(Stored records)
"""
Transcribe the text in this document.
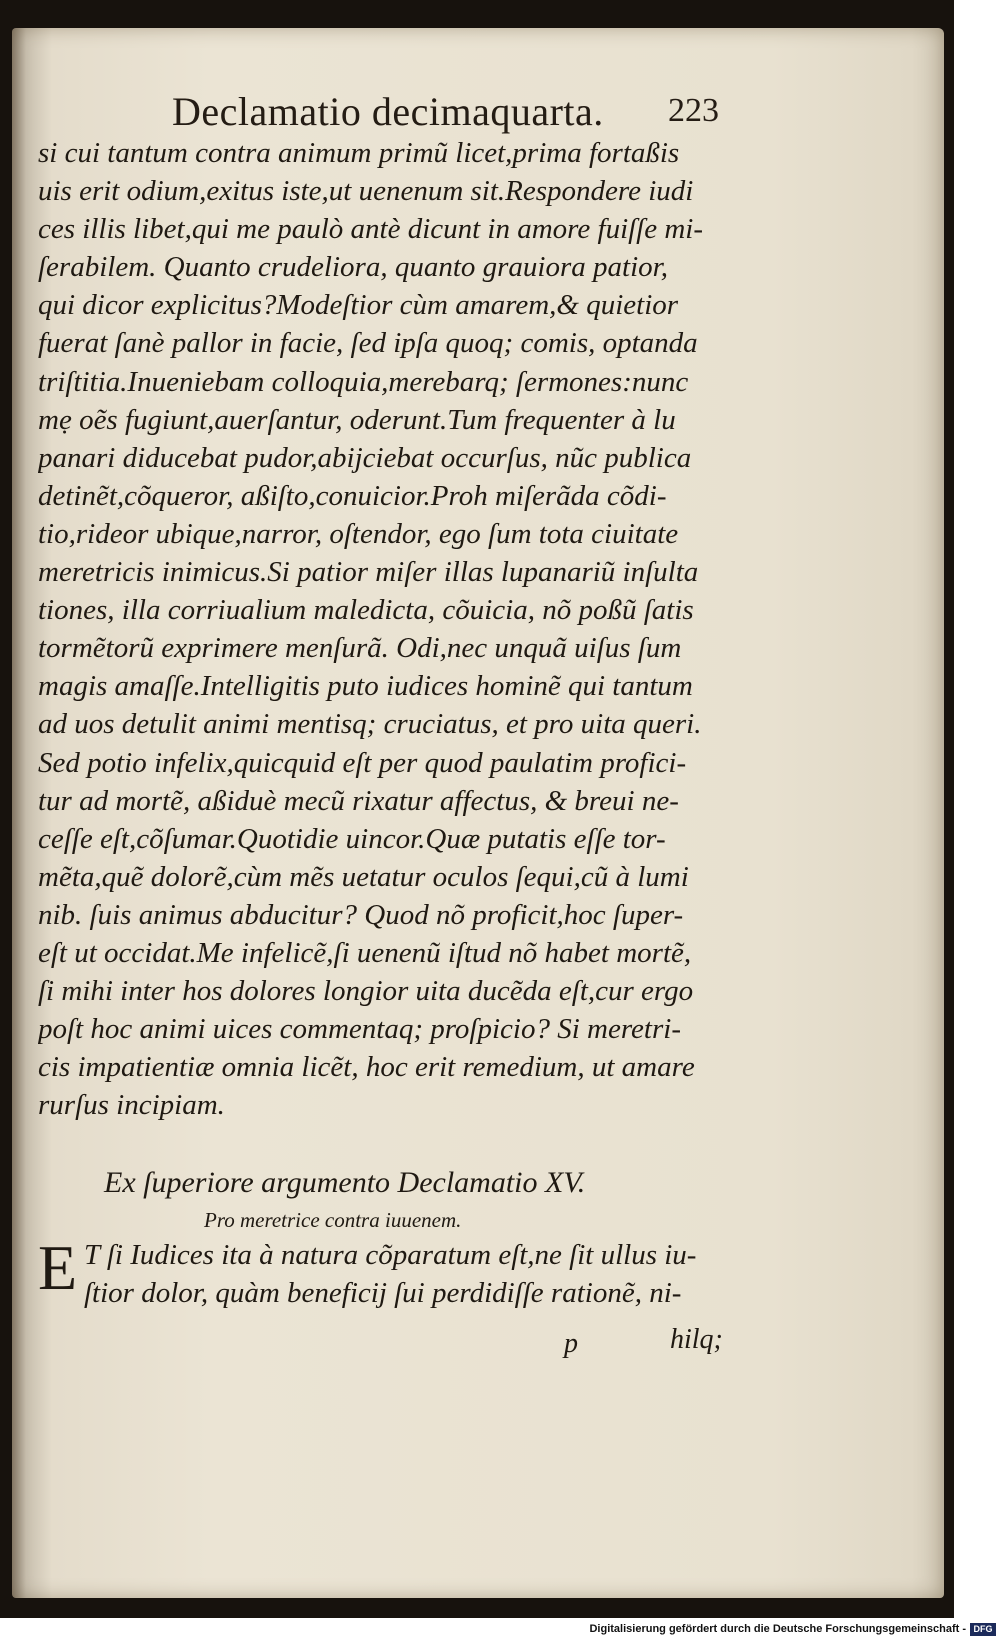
Declamatio decimaquarta. 223
si cui tantum contra animum primũ licet,prima fortaßis
uis erit odium,exitus iste,ut uenenum sit.Respondere iudi
ces illis libet,qui me paulò antè dicunt in amore fuiſſe mi-
ſerabilem. Quanto crudeliora, quanto grauiora patior,
qui dicor explicitus?Modeſtior cùm amarem,& quietior
fuerat ſanè pallor in facie, ſed ipſa quoq; comis, optanda
triſtitia.Inueniebam colloquia,merebarq; ſermones:nunc
mẹ oẽs fugiunt,auerſantur, oderunt.Tum frequenter à lu
panari diducebat pudor,abijciebat occurſus, nũc publica
detinẽt,cõqueror, aßiſto,conuicior.Proh miſerãda cõdi-
tio,rideor ubique,narror, oſtendor, ego ſum tota ciuitate
meretricis inimicus.Si patior miſer illas lupanariũ inſulta
tiones, illa corriualium maledicta, cõuicia, nõ poßũ ſatis
tormẽtorũ exprimere menſurã. Odi,nec unquã uiſus ſum
magis amaſſe.Intelligitis puto iudices hominẽ qui tantum
ad uos detulit animi mentisq; cruciatus, et pro uita queri.
Sed potio infelix,quicquid eſt per quod paulatim profici-
tur ad mortẽ, aßiduè mecũ rixatur affectus, & breui ne-
ceſſe eſt,cõſumar.Quotidie uincor.Quæ putatis eſſe tor-
mẽta,quẽ dolorẽ,cùm mẽs uetatur oculos ſequi,cũ à lumi
nib. ſuis animus abducitur? Quod nõ proficit,hoc ſuper-
eſt ut occidat.Me infelicẽ,ſi uenenũ iſtud nõ habet mortẽ,
ſi mihi inter hos dolores longior uita ducẽda eſt,cur ergo
poſt hoc animi uices commentaq; proſpicio? Si meretri-
cis impatientiæ omnia licẽt, hoc erit remedium, ut amare
rurſus incipiam.
Ex ſuperiore argumento Declamatio XV.
Pro meretrice contra iuuenem.
E T ſi Iudices ita à natura cõparatum eſt,ne ſit ullus iu-
ſtior dolor, quàm beneficij ſui perdidiſſe rationẽ, ni-
p	hilq;
Digitalisierung gefördert durch die Deutsche Forschungsgemeinschaft - DFG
"""
In how many lines does the word "patior" appear? Respond with the number alone.

_RESULT OF THE TASK_
2